— BEGIN —

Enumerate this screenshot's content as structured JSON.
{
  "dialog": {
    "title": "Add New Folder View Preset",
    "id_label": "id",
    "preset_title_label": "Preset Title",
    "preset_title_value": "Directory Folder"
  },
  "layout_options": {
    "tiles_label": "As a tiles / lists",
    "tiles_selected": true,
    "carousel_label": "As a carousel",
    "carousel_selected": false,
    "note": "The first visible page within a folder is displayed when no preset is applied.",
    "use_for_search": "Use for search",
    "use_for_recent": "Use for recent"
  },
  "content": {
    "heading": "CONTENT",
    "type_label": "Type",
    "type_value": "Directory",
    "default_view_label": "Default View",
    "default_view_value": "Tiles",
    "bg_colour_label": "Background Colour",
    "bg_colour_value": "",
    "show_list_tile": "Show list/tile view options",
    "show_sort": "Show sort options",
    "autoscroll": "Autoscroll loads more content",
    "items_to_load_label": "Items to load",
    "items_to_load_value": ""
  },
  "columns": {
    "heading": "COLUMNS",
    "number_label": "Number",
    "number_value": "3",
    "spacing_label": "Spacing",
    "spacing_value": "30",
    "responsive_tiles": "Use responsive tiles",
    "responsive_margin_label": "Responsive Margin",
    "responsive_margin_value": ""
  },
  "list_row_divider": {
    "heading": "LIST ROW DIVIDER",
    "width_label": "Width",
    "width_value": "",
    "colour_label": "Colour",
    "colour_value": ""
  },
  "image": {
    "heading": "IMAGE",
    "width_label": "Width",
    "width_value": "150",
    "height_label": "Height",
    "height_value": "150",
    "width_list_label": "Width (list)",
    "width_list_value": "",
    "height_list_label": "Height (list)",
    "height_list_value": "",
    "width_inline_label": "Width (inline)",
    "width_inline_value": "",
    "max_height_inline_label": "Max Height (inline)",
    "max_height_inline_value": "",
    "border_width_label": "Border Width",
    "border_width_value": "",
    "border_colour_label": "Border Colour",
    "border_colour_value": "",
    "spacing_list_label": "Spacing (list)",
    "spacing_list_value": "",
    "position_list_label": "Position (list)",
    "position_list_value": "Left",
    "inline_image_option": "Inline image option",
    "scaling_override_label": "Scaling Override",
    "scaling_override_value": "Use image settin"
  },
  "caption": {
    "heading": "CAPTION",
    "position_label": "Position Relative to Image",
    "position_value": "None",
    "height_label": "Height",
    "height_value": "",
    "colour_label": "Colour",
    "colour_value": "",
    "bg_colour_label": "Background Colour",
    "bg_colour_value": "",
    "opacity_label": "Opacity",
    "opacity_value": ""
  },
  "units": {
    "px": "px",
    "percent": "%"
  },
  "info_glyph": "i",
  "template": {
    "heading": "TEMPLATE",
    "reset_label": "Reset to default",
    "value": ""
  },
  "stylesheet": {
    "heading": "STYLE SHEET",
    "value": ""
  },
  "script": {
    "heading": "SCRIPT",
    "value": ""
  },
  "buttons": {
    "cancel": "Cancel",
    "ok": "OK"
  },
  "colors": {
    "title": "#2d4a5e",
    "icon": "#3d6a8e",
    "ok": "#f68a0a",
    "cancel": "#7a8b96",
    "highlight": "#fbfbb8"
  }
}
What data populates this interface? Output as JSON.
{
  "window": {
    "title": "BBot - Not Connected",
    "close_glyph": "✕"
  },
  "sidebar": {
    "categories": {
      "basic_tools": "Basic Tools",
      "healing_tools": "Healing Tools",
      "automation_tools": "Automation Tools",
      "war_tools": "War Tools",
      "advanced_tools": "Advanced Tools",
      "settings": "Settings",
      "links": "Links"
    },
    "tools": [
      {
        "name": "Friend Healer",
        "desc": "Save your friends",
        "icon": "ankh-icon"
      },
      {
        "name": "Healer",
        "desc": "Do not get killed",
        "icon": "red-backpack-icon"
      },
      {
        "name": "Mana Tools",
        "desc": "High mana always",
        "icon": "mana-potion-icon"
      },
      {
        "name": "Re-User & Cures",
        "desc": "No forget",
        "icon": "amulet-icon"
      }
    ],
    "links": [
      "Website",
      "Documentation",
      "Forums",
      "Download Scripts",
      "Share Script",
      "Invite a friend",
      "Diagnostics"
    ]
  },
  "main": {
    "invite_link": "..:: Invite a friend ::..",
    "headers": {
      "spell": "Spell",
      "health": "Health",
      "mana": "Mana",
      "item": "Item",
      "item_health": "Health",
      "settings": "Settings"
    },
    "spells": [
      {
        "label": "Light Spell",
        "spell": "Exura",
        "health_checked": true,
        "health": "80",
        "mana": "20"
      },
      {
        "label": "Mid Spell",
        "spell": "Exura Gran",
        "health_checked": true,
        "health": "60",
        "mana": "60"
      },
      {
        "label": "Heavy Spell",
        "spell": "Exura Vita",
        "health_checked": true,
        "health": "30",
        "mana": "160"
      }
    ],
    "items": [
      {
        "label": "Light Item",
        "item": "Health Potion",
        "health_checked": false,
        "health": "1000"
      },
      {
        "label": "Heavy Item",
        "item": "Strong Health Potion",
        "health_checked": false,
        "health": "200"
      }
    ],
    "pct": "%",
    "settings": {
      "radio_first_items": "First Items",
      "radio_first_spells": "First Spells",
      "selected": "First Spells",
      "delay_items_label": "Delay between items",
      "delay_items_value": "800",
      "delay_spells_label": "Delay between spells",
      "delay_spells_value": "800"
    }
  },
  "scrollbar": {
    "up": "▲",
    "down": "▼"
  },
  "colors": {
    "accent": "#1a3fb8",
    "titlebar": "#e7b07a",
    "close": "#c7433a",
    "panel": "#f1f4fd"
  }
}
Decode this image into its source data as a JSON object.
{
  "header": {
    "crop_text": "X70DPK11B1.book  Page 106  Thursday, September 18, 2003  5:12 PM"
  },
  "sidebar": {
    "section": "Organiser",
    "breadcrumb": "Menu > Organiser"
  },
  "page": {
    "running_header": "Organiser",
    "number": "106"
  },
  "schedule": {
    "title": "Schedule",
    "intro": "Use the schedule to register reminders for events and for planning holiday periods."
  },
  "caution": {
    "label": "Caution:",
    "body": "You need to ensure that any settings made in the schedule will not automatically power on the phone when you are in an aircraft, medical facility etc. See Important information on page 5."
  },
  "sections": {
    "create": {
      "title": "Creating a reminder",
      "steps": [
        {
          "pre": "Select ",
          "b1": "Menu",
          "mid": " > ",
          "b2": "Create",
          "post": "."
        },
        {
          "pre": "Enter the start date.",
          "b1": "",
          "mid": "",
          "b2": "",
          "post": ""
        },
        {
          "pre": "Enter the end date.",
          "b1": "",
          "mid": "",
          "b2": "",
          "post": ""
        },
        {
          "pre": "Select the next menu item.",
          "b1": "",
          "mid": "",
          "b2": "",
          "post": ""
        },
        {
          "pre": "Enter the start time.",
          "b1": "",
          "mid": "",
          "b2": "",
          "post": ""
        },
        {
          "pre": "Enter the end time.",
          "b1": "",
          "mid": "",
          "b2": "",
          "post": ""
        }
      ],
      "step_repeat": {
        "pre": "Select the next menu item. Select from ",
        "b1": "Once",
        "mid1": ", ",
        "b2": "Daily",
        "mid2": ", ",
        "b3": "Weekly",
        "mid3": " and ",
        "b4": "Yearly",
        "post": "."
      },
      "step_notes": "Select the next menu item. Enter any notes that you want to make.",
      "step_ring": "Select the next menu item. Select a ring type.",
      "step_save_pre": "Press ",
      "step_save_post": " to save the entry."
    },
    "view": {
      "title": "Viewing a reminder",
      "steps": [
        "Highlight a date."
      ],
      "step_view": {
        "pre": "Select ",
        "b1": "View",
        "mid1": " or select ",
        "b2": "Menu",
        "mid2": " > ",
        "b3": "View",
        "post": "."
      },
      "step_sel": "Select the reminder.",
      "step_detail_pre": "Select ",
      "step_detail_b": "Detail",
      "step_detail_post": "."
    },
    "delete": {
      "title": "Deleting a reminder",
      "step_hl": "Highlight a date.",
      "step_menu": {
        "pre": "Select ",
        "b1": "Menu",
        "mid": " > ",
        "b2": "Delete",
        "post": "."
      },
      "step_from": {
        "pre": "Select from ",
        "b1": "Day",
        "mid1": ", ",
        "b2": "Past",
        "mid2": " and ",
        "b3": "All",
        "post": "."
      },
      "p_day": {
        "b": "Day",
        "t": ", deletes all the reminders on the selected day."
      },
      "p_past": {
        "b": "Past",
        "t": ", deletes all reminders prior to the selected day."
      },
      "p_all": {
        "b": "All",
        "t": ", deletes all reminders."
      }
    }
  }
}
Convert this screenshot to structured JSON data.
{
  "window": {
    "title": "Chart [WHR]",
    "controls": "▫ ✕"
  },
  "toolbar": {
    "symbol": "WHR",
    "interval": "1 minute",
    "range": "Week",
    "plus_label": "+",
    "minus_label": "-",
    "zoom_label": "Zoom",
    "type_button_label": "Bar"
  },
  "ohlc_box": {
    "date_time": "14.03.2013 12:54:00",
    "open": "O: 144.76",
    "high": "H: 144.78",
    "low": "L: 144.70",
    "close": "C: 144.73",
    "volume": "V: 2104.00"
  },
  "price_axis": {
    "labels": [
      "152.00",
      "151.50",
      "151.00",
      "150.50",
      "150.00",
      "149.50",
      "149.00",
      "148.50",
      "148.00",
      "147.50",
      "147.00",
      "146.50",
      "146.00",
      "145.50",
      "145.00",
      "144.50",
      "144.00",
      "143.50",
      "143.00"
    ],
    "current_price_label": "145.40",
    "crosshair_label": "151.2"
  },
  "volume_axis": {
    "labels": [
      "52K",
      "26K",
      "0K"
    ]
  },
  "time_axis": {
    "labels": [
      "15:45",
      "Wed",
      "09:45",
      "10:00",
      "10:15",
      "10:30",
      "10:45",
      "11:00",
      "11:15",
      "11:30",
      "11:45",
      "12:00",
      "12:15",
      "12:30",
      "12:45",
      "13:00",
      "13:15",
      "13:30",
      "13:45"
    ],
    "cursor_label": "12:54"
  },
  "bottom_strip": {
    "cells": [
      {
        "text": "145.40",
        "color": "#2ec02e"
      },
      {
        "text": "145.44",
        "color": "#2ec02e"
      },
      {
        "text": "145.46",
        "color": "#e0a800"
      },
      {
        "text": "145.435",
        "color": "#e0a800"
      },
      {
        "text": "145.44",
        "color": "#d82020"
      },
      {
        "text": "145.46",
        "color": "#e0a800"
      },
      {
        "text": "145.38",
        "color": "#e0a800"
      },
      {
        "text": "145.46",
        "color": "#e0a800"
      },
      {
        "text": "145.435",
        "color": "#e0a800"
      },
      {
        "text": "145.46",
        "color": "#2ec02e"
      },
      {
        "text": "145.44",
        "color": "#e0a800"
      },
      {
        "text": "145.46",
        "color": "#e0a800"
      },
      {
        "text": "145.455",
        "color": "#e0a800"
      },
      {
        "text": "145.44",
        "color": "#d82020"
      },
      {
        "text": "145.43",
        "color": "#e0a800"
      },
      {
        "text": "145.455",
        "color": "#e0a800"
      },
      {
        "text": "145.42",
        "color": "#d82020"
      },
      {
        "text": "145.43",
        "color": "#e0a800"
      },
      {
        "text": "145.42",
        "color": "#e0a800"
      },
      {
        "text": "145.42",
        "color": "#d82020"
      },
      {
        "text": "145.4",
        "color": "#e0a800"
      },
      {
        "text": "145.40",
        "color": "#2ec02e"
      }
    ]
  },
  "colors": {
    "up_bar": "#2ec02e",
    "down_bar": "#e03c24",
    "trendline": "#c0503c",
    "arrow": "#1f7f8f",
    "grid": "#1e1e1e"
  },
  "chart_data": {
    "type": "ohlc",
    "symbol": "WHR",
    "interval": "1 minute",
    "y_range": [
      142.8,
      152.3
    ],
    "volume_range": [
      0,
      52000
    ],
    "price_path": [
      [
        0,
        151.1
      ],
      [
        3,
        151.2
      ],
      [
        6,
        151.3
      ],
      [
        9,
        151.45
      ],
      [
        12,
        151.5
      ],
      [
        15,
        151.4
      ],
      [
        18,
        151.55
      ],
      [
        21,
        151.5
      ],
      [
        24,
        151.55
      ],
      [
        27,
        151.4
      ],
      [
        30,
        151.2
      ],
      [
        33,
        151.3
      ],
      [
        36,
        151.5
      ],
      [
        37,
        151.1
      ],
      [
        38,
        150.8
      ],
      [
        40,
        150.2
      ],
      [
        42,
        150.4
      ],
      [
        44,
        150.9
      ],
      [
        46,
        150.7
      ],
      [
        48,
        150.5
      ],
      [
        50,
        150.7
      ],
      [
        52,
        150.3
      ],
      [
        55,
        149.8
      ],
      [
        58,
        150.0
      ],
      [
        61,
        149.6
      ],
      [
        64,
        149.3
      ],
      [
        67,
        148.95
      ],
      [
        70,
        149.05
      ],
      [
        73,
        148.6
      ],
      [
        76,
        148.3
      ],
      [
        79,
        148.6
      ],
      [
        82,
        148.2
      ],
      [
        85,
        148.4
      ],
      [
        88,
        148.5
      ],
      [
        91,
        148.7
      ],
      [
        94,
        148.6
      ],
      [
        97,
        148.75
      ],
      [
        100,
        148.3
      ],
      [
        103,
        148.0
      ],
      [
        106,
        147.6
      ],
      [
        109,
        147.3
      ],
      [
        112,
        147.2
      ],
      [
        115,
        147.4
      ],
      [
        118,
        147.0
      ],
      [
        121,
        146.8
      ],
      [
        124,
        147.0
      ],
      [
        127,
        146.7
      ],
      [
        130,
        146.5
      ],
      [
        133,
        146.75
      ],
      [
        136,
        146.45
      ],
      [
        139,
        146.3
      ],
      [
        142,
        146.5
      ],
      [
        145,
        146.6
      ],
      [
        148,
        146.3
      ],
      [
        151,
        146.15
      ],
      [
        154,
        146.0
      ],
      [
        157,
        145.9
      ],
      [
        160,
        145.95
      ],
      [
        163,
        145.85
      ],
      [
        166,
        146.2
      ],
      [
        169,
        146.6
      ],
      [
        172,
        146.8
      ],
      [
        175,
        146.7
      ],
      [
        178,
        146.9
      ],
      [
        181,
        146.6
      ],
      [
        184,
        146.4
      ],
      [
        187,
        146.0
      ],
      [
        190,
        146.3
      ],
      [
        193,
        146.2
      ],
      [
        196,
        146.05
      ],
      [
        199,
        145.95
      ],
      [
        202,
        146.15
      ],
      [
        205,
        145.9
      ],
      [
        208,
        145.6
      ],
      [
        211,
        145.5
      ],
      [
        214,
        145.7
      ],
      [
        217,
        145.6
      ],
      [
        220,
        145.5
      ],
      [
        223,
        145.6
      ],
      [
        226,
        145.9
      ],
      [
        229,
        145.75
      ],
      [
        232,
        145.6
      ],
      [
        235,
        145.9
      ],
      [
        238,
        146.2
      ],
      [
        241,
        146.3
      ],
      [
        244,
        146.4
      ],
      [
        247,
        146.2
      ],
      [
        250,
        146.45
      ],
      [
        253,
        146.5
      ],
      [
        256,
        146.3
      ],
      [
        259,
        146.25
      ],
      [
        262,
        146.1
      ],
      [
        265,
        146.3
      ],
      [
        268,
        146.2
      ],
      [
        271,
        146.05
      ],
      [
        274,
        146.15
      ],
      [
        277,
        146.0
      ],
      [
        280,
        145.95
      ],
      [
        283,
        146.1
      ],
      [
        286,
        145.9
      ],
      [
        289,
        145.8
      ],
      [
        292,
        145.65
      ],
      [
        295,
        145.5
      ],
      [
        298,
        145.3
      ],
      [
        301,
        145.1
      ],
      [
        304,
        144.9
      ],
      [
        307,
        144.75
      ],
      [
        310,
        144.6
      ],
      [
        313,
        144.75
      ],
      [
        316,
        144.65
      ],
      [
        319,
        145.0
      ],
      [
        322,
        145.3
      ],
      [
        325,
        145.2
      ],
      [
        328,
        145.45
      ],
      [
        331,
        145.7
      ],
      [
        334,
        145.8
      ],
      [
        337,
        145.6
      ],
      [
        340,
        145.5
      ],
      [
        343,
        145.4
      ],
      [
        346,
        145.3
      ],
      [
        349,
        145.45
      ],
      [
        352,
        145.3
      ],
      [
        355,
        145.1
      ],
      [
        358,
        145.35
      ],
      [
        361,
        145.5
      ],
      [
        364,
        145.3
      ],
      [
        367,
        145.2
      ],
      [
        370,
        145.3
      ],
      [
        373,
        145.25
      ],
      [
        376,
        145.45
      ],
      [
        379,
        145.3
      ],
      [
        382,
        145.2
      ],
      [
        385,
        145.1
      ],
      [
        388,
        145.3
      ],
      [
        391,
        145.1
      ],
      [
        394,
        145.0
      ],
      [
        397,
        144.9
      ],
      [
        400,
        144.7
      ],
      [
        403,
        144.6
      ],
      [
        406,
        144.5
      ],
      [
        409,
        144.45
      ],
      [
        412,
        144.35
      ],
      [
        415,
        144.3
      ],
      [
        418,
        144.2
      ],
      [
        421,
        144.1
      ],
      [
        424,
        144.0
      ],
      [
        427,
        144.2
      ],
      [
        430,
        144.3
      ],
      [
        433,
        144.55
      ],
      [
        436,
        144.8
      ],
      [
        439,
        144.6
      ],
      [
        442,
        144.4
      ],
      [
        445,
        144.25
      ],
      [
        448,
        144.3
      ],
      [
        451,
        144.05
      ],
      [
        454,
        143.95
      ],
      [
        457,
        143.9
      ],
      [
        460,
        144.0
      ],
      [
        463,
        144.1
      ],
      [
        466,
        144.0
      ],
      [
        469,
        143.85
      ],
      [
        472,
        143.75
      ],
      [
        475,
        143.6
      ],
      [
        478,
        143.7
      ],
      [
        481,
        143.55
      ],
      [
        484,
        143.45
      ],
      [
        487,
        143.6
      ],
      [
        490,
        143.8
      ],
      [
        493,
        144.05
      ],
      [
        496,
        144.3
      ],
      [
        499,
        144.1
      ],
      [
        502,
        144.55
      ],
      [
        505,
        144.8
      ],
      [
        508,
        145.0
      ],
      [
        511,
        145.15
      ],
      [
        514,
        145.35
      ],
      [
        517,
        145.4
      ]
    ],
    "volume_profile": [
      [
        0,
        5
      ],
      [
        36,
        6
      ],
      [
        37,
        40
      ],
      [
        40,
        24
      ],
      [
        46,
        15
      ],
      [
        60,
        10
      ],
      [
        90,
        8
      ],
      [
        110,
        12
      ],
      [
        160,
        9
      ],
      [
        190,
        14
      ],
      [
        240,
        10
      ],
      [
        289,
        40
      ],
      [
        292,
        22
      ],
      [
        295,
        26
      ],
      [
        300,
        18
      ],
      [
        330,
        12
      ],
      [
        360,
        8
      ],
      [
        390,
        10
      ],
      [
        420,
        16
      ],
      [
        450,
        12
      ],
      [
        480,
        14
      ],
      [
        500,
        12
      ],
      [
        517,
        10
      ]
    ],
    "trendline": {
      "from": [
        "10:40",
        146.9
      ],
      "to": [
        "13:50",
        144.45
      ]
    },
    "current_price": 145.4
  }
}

— END —

__TASK REQUIREMENTS__.
Search the listing for the string "Enter". Copy each line where it turns up.

__SOLUTION BELOW__.
          "pre": "Enter the start date.",
          "pre": "Enter the end date.",
          "pre": "Enter the start time.",
          "pre": "Enter the end time.",
      "step_notes": "Select the next menu item. Enter any notes that you want to make.",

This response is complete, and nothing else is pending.